WHAT THIS TASK INVOLVES
Omit all images. Transcribe the rest of the material below exactly.

DATA ENTRIES
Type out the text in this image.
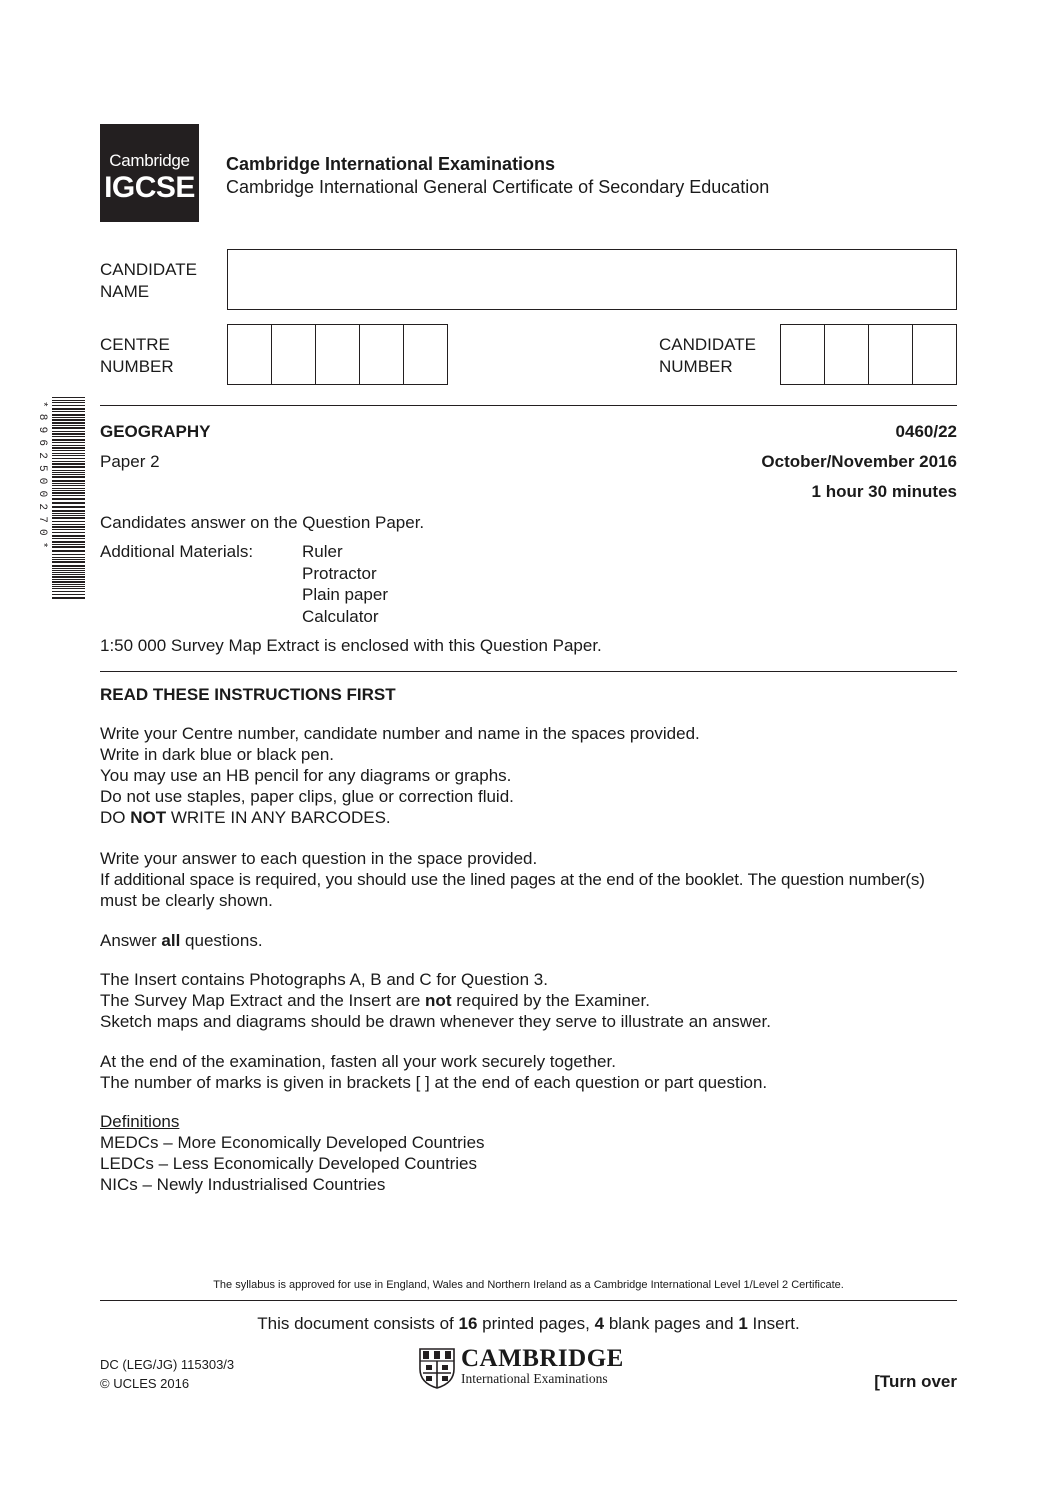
Cambridge
IGCSE
Cambridge International Examinations
Cambridge International General Certificate of Secondary Education
CANDIDATE
NAME
CENTRE
NUMBER
CANDIDATE
NUMBER
*8962500270*	GEOGRAPHY	0460/22
Paper 2	October/November 2016
1 hour 30 minutes
Candidates answer on the Question Paper.
Additional Materials:	Ruler
Protractor
Plain paper
Calculator
1:50 000 Survey Map Extract is enclosed with this Question Paper.
READ THESE INSTRUCTIONS FIRST
Write your Centre number, candidate number and name in the spaces provided.
Write in dark blue or black pen.
You may use an HB pencil for any diagrams or graphs.
Do not use staples, paper clips, glue or correction fluid.
DO NOT WRITE IN ANY BARCODES.
Write your answer to each question in the space provided.
If additional space is required, you should use the lined pages at the end of the booklet. The question number(s)
must be clearly shown.
Answer all questions.
The Insert contains Photographs A, B and C for Question 3.
The Survey Map Extract and the Insert are not required by the Examiner.
Sketch maps and diagrams should be drawn whenever they serve to illustrate an answer.
At the end of the examination, fasten all your work securely together.
The number of marks is given in brackets [ ] at the end of each question or part question.
Definitions
MEDCs – More Economically Developed Countries
LEDCs – Less Economically Developed Countries
NICs – Newly Industrialised Countries
The syllabus is approved for use in England, Wales and Northern Ireland as a Cambridge International Level 1/Level 2 Certificate.
This document consists of 16 printed pages, 4 blank pages and 1 Insert.
DC (LEG/JG) 115303/3
© UCLES 2016
CAMBRIDGE
International Examinations	[Turn over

RESULT
Type out the text in this image.
Cambridge
IGCSE
Cambridge International Examinations
Cambridge International General Certificate of Secondary Education
CANDIDATE
NAME
CENTRE
NUMBER
CANDIDATE
NUMBER
*8962500270*	GEOGRAPHY	0460/22
Paper 2	October/November 2016
1 hour 30 minutes
Candidates answer on the Question Paper.
Additional Materials:	Ruler
Protractor
Plain paper
Calculator
1:50 000 Survey Map Extract is enclosed with this Question Paper.
READ THESE INSTRUCTIONS FIRST
Write your Centre number, candidate number and name in the spaces provided.
Write in dark blue or black pen.
You may use an HB pencil for any diagrams or graphs.
Do not use staples, paper clips, glue or correction fluid.
DO NOT WRITE IN ANY BARCODES.
Write your answer to each question in the space provided.
If additional space is required, you should use the lined pages at the end of the booklet. The question number(s)
must be clearly shown.
Answer all questions.
The Insert contains Photographs A, B and C for Question 3.
The Survey Map Extract and the Insert are not required by the Examiner.
Sketch maps and diagrams should be drawn whenever they serve to illustrate an answer.
At the end of the examination, fasten all your work securely together.
The number of marks is given in brackets [ ] at the end of each question or part question.
Definitions
MEDCs – More Economically Developed Countries
LEDCs – Less Economically Developed Countries
NICs – Newly Industrialised Countries
The syllabus is approved for use in England, Wales and Northern Ireland as a Cambridge International Level 1/Level 2 Certificate.
This document consists of 16 printed pages, 4 blank pages and 1 Insert.
DC (LEG/JG) 115303/3
© UCLES 2016
CAMBRIDGE
International Examinations	[Turn over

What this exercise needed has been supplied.